START DATA
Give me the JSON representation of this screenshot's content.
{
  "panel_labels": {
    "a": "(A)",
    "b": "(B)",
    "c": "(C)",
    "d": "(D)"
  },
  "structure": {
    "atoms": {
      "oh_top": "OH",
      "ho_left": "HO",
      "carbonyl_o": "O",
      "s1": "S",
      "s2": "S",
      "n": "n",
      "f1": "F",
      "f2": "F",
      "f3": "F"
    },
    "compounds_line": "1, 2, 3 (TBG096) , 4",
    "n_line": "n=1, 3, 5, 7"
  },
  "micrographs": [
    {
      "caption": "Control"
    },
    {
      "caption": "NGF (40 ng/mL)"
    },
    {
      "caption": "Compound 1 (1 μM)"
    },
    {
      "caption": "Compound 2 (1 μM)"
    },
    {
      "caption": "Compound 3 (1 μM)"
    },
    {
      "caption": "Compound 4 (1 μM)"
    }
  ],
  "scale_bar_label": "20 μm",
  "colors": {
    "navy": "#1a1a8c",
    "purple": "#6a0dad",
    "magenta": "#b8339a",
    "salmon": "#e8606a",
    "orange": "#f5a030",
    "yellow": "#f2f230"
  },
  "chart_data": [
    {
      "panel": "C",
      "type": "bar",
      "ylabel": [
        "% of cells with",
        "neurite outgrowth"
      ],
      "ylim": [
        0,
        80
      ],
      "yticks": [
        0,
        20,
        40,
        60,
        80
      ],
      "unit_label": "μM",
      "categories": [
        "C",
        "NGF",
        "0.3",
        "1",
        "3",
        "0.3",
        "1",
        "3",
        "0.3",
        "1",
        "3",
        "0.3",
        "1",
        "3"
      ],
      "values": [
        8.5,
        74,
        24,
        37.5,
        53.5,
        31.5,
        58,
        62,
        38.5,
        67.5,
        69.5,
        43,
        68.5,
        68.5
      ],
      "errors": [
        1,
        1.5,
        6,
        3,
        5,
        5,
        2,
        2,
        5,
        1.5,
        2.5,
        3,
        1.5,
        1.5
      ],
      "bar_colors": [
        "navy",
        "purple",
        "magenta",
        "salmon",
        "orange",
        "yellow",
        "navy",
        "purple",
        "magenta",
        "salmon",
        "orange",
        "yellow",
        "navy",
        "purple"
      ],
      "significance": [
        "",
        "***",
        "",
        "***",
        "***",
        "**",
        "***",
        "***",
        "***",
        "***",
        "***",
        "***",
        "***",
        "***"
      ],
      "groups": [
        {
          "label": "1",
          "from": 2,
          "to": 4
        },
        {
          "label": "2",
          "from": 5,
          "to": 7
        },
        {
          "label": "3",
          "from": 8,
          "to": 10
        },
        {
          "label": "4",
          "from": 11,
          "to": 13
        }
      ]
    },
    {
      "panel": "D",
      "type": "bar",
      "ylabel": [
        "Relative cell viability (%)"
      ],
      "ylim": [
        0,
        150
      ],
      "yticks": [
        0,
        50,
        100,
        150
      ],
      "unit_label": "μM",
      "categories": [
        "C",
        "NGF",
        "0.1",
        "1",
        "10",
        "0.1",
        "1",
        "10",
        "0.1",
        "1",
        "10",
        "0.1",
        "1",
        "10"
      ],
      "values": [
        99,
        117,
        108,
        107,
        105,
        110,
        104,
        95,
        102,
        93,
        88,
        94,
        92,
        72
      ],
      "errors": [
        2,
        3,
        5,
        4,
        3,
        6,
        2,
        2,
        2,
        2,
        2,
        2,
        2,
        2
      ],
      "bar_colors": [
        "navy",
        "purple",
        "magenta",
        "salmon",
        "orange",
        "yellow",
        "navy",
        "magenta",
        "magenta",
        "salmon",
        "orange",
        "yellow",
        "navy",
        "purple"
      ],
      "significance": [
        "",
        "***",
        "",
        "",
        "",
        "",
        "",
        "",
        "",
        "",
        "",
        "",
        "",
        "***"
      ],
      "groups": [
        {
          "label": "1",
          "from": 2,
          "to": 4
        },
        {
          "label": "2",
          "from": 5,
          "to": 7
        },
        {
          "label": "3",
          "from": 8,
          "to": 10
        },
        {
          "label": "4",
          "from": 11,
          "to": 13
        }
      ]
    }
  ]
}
END DATA
START DATA
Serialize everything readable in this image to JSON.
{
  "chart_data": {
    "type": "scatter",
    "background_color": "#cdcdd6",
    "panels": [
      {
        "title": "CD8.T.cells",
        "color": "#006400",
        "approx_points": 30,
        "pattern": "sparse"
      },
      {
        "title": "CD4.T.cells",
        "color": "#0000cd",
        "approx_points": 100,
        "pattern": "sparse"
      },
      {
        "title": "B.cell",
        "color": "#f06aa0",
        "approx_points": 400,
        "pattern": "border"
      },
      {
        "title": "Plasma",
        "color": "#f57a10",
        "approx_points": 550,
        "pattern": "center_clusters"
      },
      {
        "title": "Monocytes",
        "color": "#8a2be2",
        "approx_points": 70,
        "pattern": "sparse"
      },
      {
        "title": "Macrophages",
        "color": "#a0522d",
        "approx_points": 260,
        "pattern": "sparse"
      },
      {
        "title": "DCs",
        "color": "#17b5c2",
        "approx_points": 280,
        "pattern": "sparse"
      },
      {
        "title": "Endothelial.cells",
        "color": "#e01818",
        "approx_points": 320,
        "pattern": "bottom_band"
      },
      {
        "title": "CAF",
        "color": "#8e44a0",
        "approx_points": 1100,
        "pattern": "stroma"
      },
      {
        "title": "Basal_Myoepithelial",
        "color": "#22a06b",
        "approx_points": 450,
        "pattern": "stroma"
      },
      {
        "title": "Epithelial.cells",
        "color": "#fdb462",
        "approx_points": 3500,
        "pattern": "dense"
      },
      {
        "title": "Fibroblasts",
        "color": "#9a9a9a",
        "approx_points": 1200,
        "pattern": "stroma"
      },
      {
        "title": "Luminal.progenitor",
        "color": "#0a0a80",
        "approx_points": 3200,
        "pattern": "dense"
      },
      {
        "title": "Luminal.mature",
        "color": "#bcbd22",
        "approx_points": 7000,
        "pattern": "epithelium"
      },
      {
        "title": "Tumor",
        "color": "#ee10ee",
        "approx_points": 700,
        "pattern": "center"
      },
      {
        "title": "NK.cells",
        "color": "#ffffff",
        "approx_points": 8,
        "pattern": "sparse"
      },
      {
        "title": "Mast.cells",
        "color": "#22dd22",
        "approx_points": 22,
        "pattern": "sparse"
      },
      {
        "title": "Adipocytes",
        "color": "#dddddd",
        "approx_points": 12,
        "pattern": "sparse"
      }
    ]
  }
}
END DATA
- **ASSIGNMENT**
Return each line among the entries that holds the word "caption".

- **WRITTEN SOLUTION**
      "caption": "Control"
      "caption": "NGF (40 ng/mL)"
      "caption": "Compound 1 (1 μM)"
      "caption": "Compound 2 (1 μM)"
      "caption": "Compound 3 (1 μM)"
      "caption": "Compound 4 (1 μM)"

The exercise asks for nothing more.